** start of Stored records **
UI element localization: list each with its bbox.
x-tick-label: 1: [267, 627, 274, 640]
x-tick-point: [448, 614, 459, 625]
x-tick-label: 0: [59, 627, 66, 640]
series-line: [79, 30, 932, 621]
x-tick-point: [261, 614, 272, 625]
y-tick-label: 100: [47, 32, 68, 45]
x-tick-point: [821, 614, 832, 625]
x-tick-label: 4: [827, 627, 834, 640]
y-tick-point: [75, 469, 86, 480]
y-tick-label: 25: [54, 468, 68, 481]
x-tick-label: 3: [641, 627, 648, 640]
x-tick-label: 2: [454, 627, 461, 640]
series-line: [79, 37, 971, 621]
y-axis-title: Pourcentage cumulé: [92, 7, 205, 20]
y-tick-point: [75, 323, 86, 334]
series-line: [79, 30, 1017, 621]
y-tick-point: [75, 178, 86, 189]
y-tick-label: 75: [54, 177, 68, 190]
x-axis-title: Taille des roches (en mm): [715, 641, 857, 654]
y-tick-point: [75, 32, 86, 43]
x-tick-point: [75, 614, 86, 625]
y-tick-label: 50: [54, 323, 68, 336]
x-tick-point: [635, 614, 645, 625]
** end of Stored records **
→ Short problem:
Can you output the records as a JSON list of strings, one string per line with blank lines omitted, starting at the first line and ending at the line that contains "x-tick-point: [261, 614, 272, 625]", both included?

→ Final result:
[
  "UI element localization: list each with its bbox.",
  "x-tick-label: 1: [267, 627, 274, 640]",
  "x-tick-point: [448, 614, 459, 625]",
  "x-tick-label: 0: [59, 627, 66, 640]",
  "series-line: [79, 30, 932, 621]",
  "x-tick-point: [261, 614, 272, 625]"
]